§ **Problem to solve**: Among these lines, how many include "this"? Answer only with the number.

§ **Dataset excerpt**:
····················

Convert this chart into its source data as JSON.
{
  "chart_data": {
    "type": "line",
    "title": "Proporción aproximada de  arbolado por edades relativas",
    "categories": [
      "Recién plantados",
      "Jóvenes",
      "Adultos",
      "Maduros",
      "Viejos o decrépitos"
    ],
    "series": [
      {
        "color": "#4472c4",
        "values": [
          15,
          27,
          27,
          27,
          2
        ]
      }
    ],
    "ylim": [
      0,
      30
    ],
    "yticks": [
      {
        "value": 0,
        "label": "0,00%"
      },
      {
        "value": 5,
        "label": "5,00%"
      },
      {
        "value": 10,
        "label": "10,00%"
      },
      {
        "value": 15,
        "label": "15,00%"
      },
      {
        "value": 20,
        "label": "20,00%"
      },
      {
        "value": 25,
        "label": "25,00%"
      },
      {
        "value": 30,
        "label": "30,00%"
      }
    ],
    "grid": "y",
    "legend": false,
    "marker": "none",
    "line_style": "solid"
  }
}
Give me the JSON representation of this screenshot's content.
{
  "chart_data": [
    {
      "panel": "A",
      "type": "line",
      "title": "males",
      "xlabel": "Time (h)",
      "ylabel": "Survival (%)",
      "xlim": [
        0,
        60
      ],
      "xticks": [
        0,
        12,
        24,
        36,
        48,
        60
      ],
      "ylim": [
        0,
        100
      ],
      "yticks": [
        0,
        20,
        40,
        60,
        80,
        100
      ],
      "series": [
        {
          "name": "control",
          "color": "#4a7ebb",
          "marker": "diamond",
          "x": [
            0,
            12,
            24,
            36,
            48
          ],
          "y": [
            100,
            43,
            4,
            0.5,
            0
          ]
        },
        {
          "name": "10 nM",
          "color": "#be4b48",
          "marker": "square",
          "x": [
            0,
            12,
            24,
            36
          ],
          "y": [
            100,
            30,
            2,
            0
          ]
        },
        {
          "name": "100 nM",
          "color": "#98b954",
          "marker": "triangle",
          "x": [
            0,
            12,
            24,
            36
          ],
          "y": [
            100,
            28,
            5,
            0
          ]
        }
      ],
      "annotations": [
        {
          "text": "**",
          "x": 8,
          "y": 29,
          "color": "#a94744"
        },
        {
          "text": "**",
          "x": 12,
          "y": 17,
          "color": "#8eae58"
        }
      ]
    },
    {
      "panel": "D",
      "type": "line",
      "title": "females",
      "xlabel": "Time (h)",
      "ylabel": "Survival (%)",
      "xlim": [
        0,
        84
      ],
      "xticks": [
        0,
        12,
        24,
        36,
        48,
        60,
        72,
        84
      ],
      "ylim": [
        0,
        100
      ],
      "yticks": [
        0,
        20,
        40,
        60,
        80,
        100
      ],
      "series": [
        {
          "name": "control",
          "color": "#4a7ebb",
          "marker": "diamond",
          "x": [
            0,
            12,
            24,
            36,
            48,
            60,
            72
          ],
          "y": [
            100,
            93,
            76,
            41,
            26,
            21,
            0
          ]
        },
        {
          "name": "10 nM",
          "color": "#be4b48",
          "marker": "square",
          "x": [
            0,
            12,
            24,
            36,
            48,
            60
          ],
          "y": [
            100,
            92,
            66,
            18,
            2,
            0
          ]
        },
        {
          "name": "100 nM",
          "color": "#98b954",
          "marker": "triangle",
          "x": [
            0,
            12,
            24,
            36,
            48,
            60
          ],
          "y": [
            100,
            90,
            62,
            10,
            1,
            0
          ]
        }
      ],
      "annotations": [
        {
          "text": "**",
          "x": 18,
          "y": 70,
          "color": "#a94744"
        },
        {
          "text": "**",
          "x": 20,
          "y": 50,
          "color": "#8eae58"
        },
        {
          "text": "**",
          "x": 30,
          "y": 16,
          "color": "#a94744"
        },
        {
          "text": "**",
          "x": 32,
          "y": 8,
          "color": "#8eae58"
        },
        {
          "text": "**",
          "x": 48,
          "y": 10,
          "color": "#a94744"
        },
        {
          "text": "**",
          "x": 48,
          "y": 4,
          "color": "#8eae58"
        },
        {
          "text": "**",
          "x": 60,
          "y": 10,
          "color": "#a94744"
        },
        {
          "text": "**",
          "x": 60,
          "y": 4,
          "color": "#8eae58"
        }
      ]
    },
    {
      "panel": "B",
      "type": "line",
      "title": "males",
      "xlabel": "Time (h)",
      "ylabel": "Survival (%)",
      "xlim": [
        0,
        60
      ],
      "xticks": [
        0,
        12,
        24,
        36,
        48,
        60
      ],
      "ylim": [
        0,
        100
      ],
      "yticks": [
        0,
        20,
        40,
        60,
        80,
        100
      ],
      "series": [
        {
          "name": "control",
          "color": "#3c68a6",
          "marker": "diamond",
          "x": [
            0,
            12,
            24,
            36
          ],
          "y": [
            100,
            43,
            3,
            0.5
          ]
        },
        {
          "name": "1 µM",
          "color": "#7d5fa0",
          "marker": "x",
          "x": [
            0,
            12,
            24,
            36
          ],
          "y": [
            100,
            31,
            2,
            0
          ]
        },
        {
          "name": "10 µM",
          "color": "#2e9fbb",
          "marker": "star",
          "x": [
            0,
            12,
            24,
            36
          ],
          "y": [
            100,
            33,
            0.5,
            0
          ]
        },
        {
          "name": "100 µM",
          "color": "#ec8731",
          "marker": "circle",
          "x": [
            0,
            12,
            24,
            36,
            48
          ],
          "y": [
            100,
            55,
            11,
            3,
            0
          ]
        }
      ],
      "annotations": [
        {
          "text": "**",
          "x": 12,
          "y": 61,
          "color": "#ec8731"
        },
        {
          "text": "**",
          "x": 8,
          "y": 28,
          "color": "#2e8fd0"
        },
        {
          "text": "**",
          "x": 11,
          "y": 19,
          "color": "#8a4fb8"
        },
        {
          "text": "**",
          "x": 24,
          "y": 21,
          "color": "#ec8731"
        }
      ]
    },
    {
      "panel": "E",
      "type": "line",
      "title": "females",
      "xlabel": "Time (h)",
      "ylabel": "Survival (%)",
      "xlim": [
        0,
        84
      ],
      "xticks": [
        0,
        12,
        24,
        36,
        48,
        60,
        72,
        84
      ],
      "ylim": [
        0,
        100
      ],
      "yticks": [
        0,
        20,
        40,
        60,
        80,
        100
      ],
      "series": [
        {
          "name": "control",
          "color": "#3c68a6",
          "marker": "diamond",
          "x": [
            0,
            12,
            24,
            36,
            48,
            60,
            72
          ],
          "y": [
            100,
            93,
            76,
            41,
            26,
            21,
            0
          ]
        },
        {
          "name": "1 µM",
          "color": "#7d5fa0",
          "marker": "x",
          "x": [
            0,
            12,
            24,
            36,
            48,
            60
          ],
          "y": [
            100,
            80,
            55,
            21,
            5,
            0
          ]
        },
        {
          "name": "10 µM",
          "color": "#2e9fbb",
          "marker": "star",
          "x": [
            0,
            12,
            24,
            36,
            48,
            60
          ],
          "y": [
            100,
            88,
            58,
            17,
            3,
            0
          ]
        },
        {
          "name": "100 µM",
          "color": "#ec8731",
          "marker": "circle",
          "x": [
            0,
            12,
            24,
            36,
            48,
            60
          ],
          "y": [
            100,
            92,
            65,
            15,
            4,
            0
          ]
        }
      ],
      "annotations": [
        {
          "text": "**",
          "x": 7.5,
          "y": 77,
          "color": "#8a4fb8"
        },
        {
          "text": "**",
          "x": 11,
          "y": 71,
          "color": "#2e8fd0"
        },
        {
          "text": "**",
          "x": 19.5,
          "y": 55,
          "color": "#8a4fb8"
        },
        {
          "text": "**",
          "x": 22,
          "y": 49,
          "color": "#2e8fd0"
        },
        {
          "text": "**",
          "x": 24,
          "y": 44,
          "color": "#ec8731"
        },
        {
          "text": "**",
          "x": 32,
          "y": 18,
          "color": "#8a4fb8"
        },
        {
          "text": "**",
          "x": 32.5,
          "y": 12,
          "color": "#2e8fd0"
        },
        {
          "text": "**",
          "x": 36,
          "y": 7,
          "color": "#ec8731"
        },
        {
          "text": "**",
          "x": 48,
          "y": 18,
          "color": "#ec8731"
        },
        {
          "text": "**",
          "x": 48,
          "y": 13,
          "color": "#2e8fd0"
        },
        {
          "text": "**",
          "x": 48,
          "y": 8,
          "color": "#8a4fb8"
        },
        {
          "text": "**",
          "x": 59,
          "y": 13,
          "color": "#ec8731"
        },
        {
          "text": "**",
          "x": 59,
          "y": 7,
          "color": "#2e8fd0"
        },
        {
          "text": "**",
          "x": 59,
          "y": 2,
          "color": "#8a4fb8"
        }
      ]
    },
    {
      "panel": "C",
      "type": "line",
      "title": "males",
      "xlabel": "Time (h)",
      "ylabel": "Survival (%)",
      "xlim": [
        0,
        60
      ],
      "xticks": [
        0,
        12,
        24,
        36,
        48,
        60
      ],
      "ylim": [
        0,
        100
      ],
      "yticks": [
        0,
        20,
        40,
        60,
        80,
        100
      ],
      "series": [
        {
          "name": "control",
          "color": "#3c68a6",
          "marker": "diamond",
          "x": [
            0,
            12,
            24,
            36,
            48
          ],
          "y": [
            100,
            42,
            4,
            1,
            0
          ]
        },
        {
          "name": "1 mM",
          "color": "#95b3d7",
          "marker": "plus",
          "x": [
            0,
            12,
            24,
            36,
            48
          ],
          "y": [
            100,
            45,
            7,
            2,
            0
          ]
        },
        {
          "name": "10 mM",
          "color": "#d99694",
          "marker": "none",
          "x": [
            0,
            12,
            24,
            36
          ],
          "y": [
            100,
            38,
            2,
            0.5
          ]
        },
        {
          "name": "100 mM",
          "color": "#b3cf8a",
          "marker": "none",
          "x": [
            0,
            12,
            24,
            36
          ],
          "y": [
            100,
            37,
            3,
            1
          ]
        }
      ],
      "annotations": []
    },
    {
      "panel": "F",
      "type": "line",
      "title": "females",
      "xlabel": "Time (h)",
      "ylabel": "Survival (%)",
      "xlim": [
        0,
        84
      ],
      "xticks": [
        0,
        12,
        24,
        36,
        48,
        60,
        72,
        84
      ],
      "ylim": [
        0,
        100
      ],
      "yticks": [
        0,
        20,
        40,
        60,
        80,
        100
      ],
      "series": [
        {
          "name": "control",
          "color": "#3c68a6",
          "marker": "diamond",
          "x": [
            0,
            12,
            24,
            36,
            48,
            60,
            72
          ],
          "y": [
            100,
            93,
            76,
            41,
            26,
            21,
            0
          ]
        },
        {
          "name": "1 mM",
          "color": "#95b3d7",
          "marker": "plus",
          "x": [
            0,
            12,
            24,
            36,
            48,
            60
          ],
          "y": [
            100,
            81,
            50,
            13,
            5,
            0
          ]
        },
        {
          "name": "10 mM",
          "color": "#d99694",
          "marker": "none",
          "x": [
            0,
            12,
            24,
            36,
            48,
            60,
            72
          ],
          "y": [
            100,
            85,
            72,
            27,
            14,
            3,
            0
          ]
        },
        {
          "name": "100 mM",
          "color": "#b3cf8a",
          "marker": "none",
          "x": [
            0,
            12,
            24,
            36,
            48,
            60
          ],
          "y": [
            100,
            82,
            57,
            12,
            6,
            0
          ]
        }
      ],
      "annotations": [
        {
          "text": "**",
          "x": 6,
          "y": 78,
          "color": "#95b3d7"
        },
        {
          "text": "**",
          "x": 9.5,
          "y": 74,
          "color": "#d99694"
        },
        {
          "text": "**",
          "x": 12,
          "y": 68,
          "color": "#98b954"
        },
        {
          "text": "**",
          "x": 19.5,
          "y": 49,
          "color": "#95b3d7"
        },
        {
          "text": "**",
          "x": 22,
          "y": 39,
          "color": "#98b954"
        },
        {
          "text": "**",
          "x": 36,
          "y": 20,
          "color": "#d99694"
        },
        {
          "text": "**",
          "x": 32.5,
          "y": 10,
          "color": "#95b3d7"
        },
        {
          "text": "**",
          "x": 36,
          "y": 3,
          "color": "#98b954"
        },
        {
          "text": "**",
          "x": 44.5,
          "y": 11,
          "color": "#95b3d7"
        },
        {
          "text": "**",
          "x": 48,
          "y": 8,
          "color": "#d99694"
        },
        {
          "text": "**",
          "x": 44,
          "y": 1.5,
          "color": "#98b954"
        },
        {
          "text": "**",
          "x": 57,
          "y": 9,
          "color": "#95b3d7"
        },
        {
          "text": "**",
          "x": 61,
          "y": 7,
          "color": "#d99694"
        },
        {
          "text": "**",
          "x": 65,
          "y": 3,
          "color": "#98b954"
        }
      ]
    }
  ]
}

····················

§ **Task response**: 2